■ Tasks to perform
1. According to the commentary on the Evzio price increase, why did the 60 Minutes segment give the drug company a pass? Answer in one to three sentences.
2. From the commentary on the Evzio price increase, copy the stretch from "Spencer Williamson: Yeah, the" through "prescriptions were filled.".
3. Proceed with the commentary on the Evzio price increase from the point where it stops.

■ Quoted passage

60 minutes brought yet again attention to the failure of our health care system using a drug used to combat the opioid epidemics as the catalyst for the piece. For that, we should commend them. Unfortunately, it was the standard mainstream media coverage that gave the Pharma company a pass by omission. In other words, they failed to provide context that showed Americans the predatory nature of our health care system compared to other countries.
Pharma should not be allowed to hold Americans, hostage, as they do with their drug pricing schemes to maximize their profits on sickness. It is immoral and should be illegal.
The gist of the story is typical. A company, in this case, Kaleo, repackaged an old cheap drug that is no longer patented and then inflated the price. They created a talking injector for the opioid overdose drug naloxone named Evzio. They then overpriced the drug at $575 for two doses. As the opioid crisis has gotten more severe, they inflated the price to $4000.
Leslie Stahl interviewed the Kaleo’s CEO, Spencer Williamson. As usual, these extortionists always find a plausible way to explain away their greed. This portion of the transcript of the interview is telling.
Lesley Stahl: You jack the price from the $575–
Spencer Williamson: Lesley, I–
Lesley Stahl: –to $4,000! $4,000!
Spencer Williamson: Lesley?
Lesley Stahl: What?
Spencer Williamson: I don’t love that word. We raised the price to improve access to this product.
Lesley Stahl: Okay, now that– explain that.
Spencer Williamson: Yeah, that–
Lesley Stahl: That’s hard to get your head around.
Spencer Williamson: The big misperception is that by raising the price of Evzio we reduce the access to this product. The exact opposite is true.
Lesley Stahl: More people are getting it at that price?
Spencer Williamson: Yeah, the numbers don’t lie. So less than 5,000 prescriptions were filled in the first 12 months. In the second 12 months, over 65,000 prescriptions were filled.

■ Data extracts
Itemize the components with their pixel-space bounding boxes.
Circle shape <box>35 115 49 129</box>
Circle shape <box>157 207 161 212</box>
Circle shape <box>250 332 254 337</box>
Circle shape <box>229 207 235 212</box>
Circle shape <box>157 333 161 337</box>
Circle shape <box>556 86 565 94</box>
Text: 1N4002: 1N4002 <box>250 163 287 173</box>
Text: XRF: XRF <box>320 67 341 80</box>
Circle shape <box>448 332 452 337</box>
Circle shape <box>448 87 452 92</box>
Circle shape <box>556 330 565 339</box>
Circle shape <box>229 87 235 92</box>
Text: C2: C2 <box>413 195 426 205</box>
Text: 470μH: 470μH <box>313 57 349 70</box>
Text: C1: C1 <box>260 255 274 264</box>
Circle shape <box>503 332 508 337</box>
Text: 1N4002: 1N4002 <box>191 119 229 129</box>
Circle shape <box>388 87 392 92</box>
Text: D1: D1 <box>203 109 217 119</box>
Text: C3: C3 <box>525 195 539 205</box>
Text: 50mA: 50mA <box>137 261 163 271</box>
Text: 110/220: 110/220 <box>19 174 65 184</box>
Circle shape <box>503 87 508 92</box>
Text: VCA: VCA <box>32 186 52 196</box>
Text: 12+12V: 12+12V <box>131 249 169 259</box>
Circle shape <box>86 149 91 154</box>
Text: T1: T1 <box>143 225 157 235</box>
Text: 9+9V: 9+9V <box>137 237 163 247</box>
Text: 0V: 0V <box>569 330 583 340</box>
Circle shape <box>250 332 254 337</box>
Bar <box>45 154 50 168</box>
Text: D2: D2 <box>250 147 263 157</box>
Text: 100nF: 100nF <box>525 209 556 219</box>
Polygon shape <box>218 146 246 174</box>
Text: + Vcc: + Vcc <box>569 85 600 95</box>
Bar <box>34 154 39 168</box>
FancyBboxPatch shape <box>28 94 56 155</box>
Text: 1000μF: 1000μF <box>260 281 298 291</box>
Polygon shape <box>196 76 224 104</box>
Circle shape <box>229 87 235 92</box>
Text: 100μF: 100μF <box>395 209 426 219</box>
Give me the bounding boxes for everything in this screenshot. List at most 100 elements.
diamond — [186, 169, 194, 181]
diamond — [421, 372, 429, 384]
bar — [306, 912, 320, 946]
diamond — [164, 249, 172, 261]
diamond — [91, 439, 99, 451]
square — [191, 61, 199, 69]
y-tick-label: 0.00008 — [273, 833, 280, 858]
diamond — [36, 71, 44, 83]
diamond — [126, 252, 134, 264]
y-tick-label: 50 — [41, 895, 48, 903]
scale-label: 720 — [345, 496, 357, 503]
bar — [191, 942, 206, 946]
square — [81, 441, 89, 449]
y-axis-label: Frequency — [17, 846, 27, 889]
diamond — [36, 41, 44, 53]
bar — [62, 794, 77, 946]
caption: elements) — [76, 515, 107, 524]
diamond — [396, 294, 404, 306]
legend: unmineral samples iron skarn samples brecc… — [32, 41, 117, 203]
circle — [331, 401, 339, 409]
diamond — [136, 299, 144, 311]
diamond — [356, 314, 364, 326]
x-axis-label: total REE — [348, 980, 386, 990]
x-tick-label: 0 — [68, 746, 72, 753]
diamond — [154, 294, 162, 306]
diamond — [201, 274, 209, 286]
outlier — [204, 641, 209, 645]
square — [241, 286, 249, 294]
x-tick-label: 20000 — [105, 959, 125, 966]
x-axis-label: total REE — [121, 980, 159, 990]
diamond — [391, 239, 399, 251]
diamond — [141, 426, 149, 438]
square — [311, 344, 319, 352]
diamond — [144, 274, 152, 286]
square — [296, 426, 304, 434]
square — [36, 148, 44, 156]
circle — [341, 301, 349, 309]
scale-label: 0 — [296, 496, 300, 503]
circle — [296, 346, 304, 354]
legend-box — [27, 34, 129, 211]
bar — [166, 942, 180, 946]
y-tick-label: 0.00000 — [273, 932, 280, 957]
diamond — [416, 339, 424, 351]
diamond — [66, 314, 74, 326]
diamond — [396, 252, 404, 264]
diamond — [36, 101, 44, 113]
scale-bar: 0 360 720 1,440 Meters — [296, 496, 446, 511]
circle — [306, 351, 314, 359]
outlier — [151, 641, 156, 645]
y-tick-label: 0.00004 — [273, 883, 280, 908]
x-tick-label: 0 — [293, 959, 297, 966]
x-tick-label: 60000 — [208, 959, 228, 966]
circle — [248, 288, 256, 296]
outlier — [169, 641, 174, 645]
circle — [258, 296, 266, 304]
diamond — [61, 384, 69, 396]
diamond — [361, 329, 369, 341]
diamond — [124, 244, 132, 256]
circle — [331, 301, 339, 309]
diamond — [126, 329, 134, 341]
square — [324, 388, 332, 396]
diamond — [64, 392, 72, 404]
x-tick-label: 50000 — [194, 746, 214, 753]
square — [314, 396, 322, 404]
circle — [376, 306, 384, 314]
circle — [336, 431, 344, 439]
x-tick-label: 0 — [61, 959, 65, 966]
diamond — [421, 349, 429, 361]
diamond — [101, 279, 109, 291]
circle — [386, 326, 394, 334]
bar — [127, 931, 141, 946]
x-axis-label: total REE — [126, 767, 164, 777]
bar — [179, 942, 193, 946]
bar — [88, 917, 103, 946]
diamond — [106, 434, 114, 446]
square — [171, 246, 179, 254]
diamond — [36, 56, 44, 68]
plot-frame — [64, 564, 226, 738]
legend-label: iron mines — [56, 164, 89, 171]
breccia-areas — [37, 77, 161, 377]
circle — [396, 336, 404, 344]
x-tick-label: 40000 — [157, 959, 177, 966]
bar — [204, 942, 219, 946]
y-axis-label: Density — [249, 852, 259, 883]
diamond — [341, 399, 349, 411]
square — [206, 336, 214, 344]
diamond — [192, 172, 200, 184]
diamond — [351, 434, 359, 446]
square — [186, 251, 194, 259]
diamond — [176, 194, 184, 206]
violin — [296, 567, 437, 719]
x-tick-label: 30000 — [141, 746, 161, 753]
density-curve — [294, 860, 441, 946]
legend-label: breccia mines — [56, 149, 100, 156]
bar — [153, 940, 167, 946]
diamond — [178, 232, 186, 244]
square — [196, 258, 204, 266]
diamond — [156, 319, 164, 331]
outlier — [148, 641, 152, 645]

■ Answer section
1. The segment let the company off by omission. It failed to give the context that would show Americans how predatory the U.S. health care system is compared with other countries.

2.
Spencer Williamson: Yeah, the numbers don’t lie. So less than 5,000 prescriptions were filled in the first 12 months. In the second 12 months, over 65,000 prescriptions were filled.

3.
The CEO then gives a dubious story that in effect they sock it to the insurance companies that will pay. He claims Kaleo absorbs the cost for those people who have copays or no ability to pay, supposedly giving them the drug for free. It did not pass the smell test especially since Stahl previously spoke to an organization helping on the streets stating that even with donations the price was prohibitive. They must continue using the standard inexpensive vile/syringe method to deliver the medication.
The sad part of the presentation is that Stahl gave the CEO the opportunity to seem benevolent. He offered to lower the price below even the original $575. But he did so putting the onus on others.
Spencer Williamson: We want to reach out to all middlemen, all insurance companies to say, “We will lower this price to less than the original $575 if you will make sure that when a physician decides a patient is at risk, they can get it and they can afford it.”
Lesley Stahl: But all the insurance companies have to agree for you to get there.
Spencer Williamson: We will work with one insurance company at a time.
Lesley Stahl: Have you done it yet?
Spencer Williamson: We have started those conversations. But I’m announcing it on 60 Minutes that our hands are out to offer this price for less than $575 as long as patients won’t be blocked when they need it.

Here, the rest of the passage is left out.